### Texte du document

Parfois, les sites de presse publient des infos. Parfois, ils publient des analyses. Et parfois, on ne sait pas trop ce qu'ils publient. C'est le cas avec cet article de Slate "Harry Potter et les zombies à la fac, ou l'overdose «des cours à la con» façon générateur". L'auteur y parle vaguement de l'arrivée de cours de Cultural Studies dans le monde académique français. Mais plutôt que d'expliquer de quoi il s'agit - le terme même de Cultural Studies n'apparaît nulle part... - ou de proposer une réflexion sur la chose, elle se contente de proposer un générateur de "cours à la con". Evidemment, des personnes engagées à divers degré dans les sciences sociales se sont énervées contre l'article, moi y compris. Et se sont vues répondre que c'était du second degré, et qu'il fallait avoir un peu d'humour. Ach... l'humour... Vous connaissez le reste. Mais prenons cela au sérieux (non, ce n'est pas une tentative de blague pourrie) : si c'est de l'humour, de qui se moque-t-on ? (ça non plus). Faisons une petite étude de cas.
Comme j'ai pu l'évoquer précédemment, l'humour repose essentiellement sur un décalage : vous voyez un homme marcher dans la rue, il glisse sur une peau de banane, décalage, c'est drôle. Ce décalage peut être plus ou moins fort, et surtout peut être obtenu de diverses façons. Il ne s'agit pas forcément d'une rupture, comme dans l'humour non-sensique ou absurde : une exagération peut être également efficace, tout comme la révélation de quelque chose que tout le monde pense vrai mais ne dit pas - le fameux "c'est drôle parce que c'est vrai" (qui est souvent faux et simplement l'affirmation d'un pouvoir, mais j'ai déjà parlé de cela avant).
Partant de là, on peut comprendre comment l'humour de l'article en question peut fonctionner : il s'agit de jouer sur le décalage entre d'un côté le sérieux généralement prêté au monde académique et de l'autre le contenu inhabituel des cours en question. De là, on peut penser qu'il y a peut-être une volonté sincère d'être drôle derrière l'article. Disons qu'on peut lui accorder le bénéfice du doute.

######

▸ Consignes:
(1) D'après le texte sur l'humour, sur quoi repose essentiellement l'humour ?
(2) Recopiez dans le texte sur l'humour le passage qui va de "Partant de là, on" jusqu'à "bénéfice du doute.".
Les données n'ont aucun lien avec le texte sur l'humour.

### Bloc de données

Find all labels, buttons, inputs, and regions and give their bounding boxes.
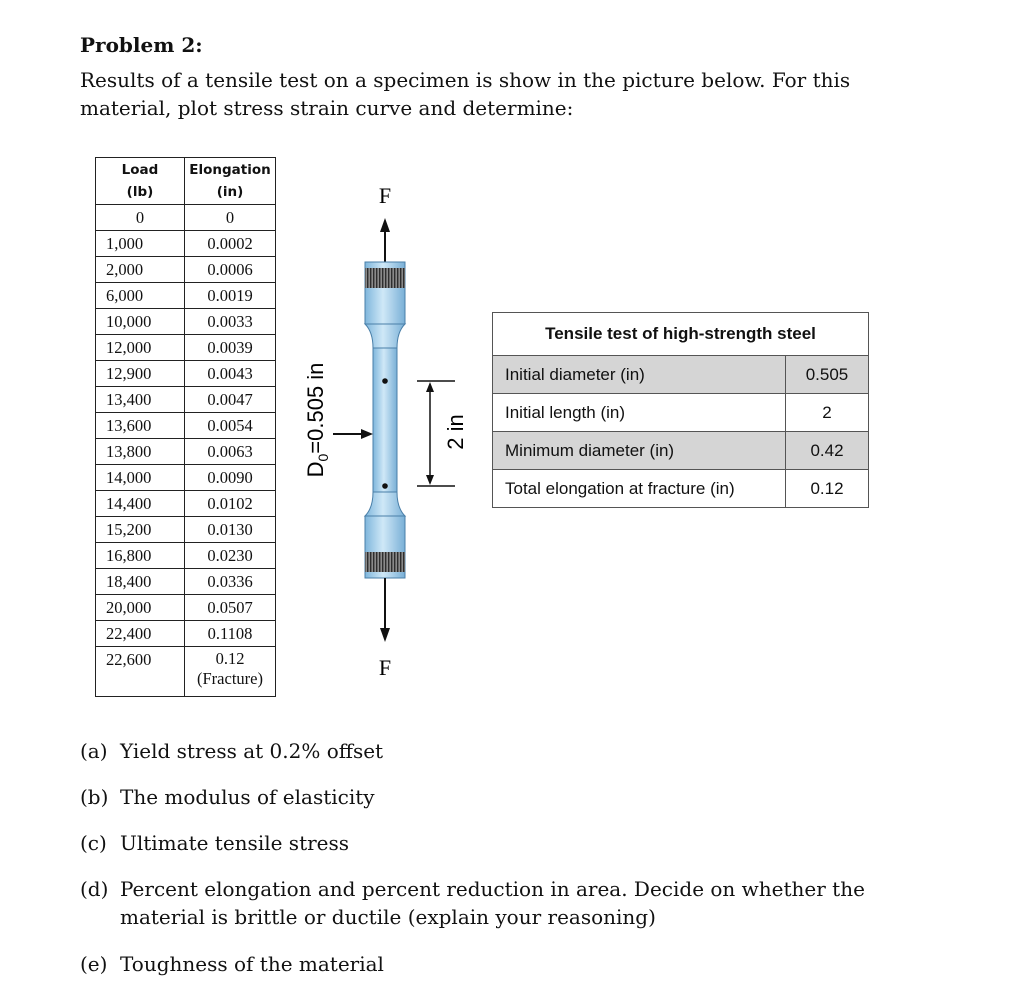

######

▸ Résultats:
(1) Sur un décalage.

(2)
Partant de là, on peut comprendre comment l'humour de l'article en question peut fonctionner : il s'agit de jouer sur le décalage entre d'un côté le sérieux généralement prêté au monde académique et de l'autre le contenu inhabituel des cours en question. De là, on peut penser qu'il y a peut-être une volonté sincère d'être drôle derrière l'article. Disons qu'on peut lui accorder le bénéfice du doute.